Records contained in a dataset

------------

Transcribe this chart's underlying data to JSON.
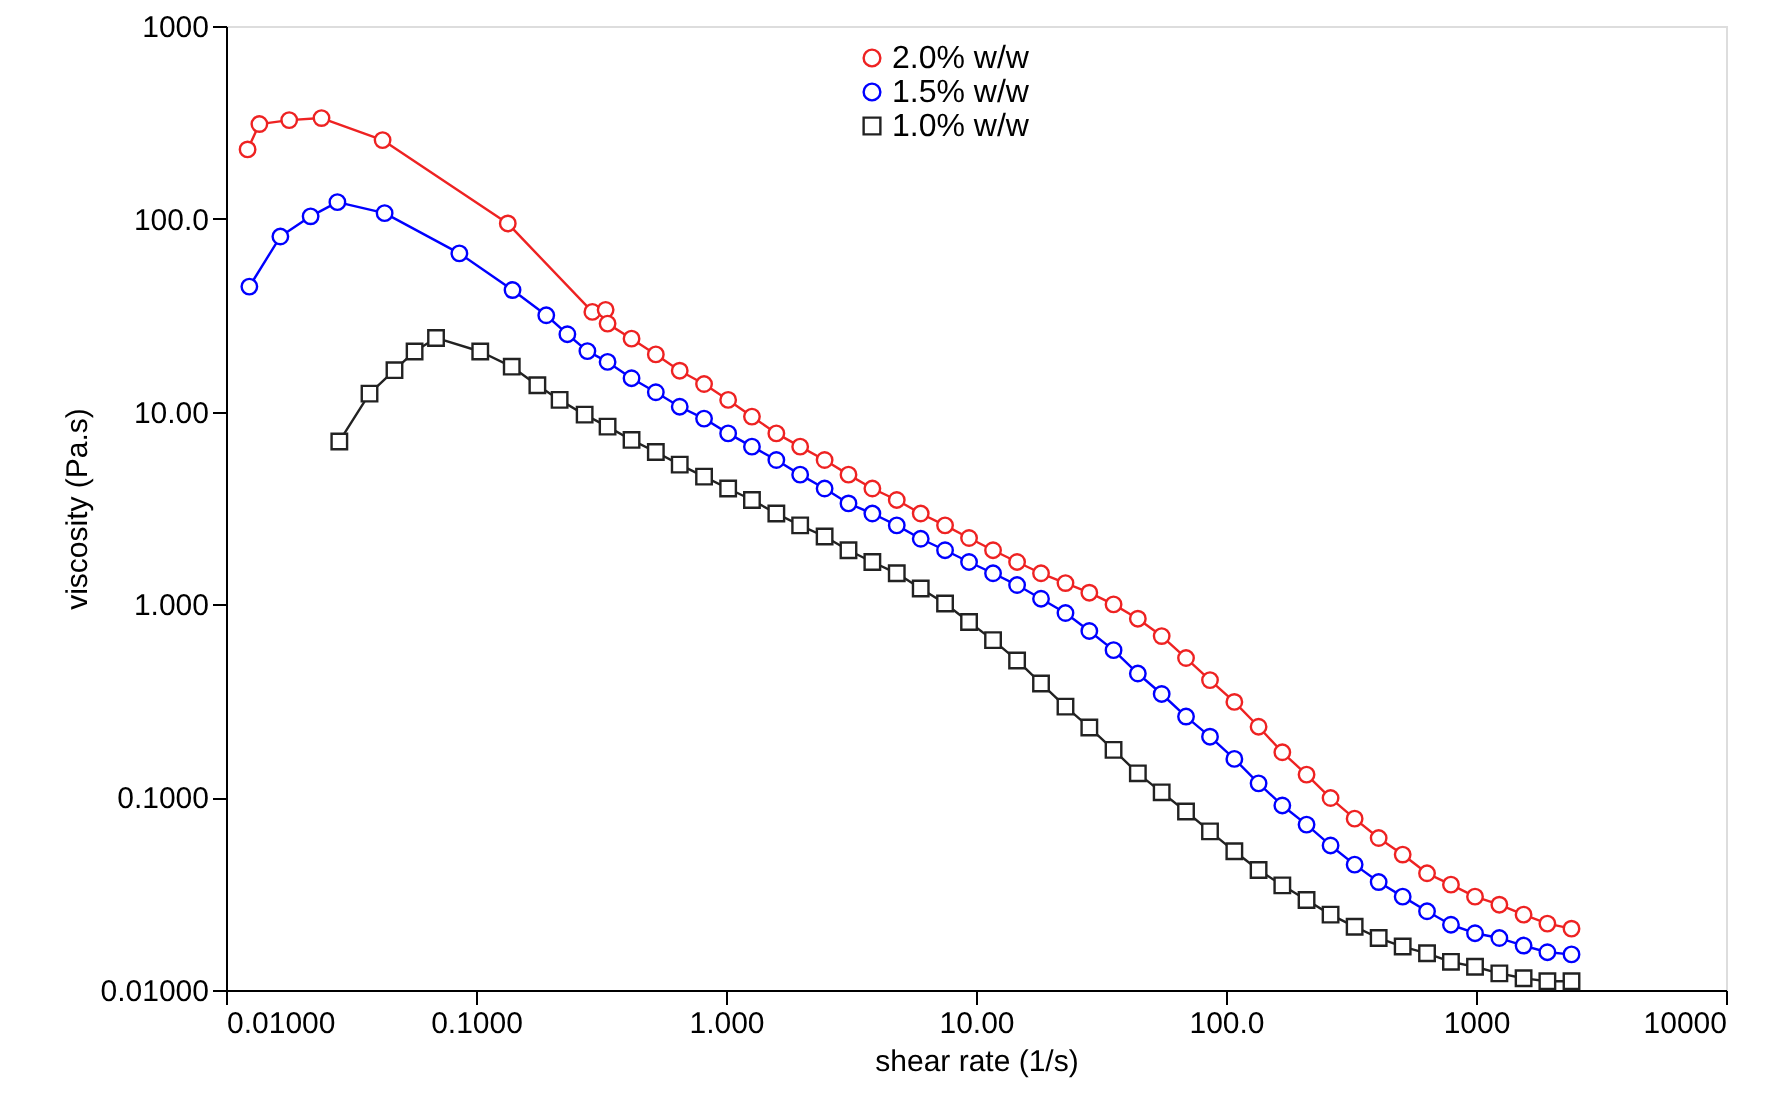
{
  "chart_data": {
    "type": "line",
    "xlabel": "shear rate (1/s)",
    "ylabel": "viscosity (Pa.s)",
    "log": "xy",
    "grid": false,
    "line_style": "solid",
    "legend": "top",
    "xlim": [
      0.01,
      10000
    ],
    "ylim": [
      0.01,
      1000
    ],
    "xticks": [
      {
        "value": 0.01,
        "label": "0.01000"
      },
      {
        "value": 0.1,
        "label": "0.1000"
      },
      {
        "value": 1,
        "label": "1.000"
      },
      {
        "value": 10,
        "label": "10.00"
      },
      {
        "value": 100,
        "label": "100.0"
      },
      1000,
      10000
    ],
    "yticks": [
      {
        "value": 0.01,
        "label": "0.01000"
      },
      {
        "value": 0.1,
        "label": "0.1000"
      },
      {
        "value": 1,
        "label": "1.000"
      },
      {
        "value": 10,
        "label": "10.00"
      },
      {
        "value": 100,
        "label": "100.0"
      },
      1000
    ],
    "series": [
      {
        "name": "2.0% w/w",
        "color": "#ee2222",
        "marker": "circle",
        "x": [
          0.0122,
          0.0136,
          0.0179,
          0.0241,
          0.0423,
          0.134,
          0.292,
          0.33,
          0.336,
          0.419,
          0.524,
          0.653,
          0.817,
          1.02,
          1.27,
          1.59,
          1.98,
          2.48,
          3.09,
          3.85,
          4.82,
          6.01,
          7.52,
          9.38,
          11.7,
          14.6,
          18.2,
          22.8,
          28.4,
          35.5,
          44.4,
          55.3,
          69.2,
          86.3,
          108,
          135,
          168,
          210,
          262,
          327,
          408,
          509,
          637,
          794,
          991,
          1240,
          1550,
          1930,
          2410
        ],
        "values": [
          229,
          310,
          325,
          333,
          256,
          94.6,
          32.9,
          33.7,
          28.6,
          23.9,
          19.8,
          16.3,
          13.9,
          11.5,
          9.42,
          7.71,
          6.58,
          5.61,
          4.71,
          3.99,
          3.48,
          2.96,
          2.57,
          2.21,
          1.91,
          1.66,
          1.45,
          1.29,
          1.15,
          1.0,
          0.843,
          0.685,
          0.527,
          0.405,
          0.312,
          0.232,
          0.171,
          0.131,
          0.099,
          0.0774,
          0.0614,
          0.0504,
          0.0403,
          0.0352,
          0.0305,
          0.0277,
          0.0246,
          0.0221,
          0.0208
        ]
      },
      {
        "name": "1.5% w/w",
        "color": "#0000ff",
        "marker": "circle",
        "x": [
          0.0124,
          0.0165,
          0.0218,
          0.0279,
          0.0431,
          0.0858,
          0.14,
          0.191,
          0.232,
          0.279,
          0.336,
          0.419,
          0.524,
          0.653,
          0.817,
          1.02,
          1.27,
          1.59,
          1.98,
          2.48,
          3.09,
          3.85,
          4.82,
          6.01,
          7.52,
          9.38,
          11.7,
          14.6,
          18.2,
          22.8,
          28.4,
          35.5,
          44.4,
          55.3,
          69.2,
          86.3,
          108,
          135,
          168,
          210,
          262,
          327,
          408,
          509,
          637,
          794,
          991,
          1240,
          1550,
          1930,
          2410
        ],
        "values": [
          44.5,
          80.9,
          103,
          122,
          107,
          66.2,
          42.7,
          31.6,
          25.2,
          20.6,
          18.1,
          14.9,
          12.6,
          10.6,
          9.2,
          7.71,
          6.58,
          5.61,
          4.71,
          3.99,
          3.34,
          2.96,
          2.57,
          2.19,
          1.91,
          1.66,
          1.45,
          1.26,
          1.07,
          0.902,
          0.728,
          0.579,
          0.438,
          0.343,
          0.262,
          0.206,
          0.158,
          0.118,
          0.0906,
          0.0721,
          0.0562,
          0.0447,
          0.0363,
          0.0305,
          0.0256,
          0.0218,
          0.0197,
          0.0186,
          0.017,
          0.0157,
          0.0153
        ]
      },
      {
        "name": "1.0% w/w",
        "color": "#222222",
        "marker": "square",
        "x": [
          0.0284,
          0.0375,
          0.0472,
          0.0568,
          0.0692,
          0.104,
          0.139,
          0.176,
          0.216,
          0.272,
          0.336,
          0.419,
          0.524,
          0.653,
          0.817,
          1.02,
          1.27,
          1.59,
          1.98,
          2.48,
          3.09,
          3.85,
          4.82,
          6.01,
          7.52,
          9.38,
          11.7,
          14.6,
          18.2,
          22.8,
          28.4,
          35.5,
          44.4,
          55.3,
          69.2,
          86.3,
          108,
          135,
          168,
          210,
          262,
          327,
          408,
          509,
          637,
          794,
          991,
          1240,
          1550,
          1930,
          2410
        ],
        "values": [
          7.0,
          12.4,
          16.4,
          20.5,
          24.1,
          20.5,
          17.1,
          13.7,
          11.5,
          9.64,
          8.36,
          7.13,
          6.17,
          5.31,
          4.6,
          3.99,
          3.48,
          2.96,
          2.57,
          2.25,
          1.91,
          1.66,
          1.45,
          1.21,
          1.01,
          0.811,
          0.653,
          0.512,
          0.389,
          0.295,
          0.23,
          0.176,
          0.133,
          0.106,
          0.0843,
          0.0665,
          0.0524,
          0.0419,
          0.0349,
          0.0293,
          0.0246,
          0.0213,
          0.0186,
          0.0168,
          0.0155,
          0.014,
          0.0132,
          0.0122,
          0.0115,
          0.0111,
          0.0111
        ]
      }
    ]
  }
}
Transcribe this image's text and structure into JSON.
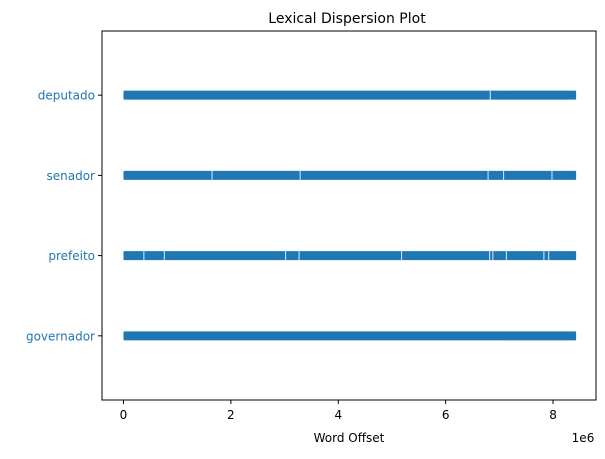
{
  "chart_data": {
    "type": "scatter",
    "title": "Lexical Dispersion Plot",
    "xlabel": "Word Offset",
    "ylabel": "",
    "x_offset_label": "1e6",
    "xlim": [
      -400000,
      8800000
    ],
    "ylim": [
      -0.8,
      3.8
    ],
    "x_ticks": [
      0,
      2000000,
      4000000,
      6000000,
      8000000
    ],
    "x_tick_labels": [
      "0",
      "2",
      "4",
      "6",
      "8"
    ],
    "categories": [
      "governador",
      "prefeito",
      "senador",
      "deputado"
    ],
    "marker_color": "#1f77b4",
    "label_color": "#1f77b4",
    "series": [
      {
        "name": "governador",
        "y": 0,
        "ranges": [
          [
            0,
            8430000
          ]
        ],
        "gaps": []
      },
      {
        "name": "prefeito",
        "y": 1,
        "ranges": [
          [
            0,
            8430000
          ]
        ],
        "gaps": [
          380000,
          760000,
          3020000,
          3270000,
          5180000,
          6820000,
          6880000,
          7130000,
          7830000,
          7920000
        ]
      },
      {
        "name": "senador",
        "y": 2,
        "ranges": [
          [
            0,
            8430000
          ]
        ],
        "gaps": [
          1650000,
          3290000,
          6790000,
          7080000,
          7980000
        ]
      },
      {
        "name": "deputado",
        "y": 3,
        "ranges": [
          [
            0,
            8430000
          ]
        ],
        "gaps": [
          6830000
        ]
      }
    ]
  }
}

------------

▶ Problem to work on
Go through the data and gather every line that holds "this".

▶ Correct output
Transcribe this chart's underlying data to JSON.
Transcribe this image's text and structure into JSON.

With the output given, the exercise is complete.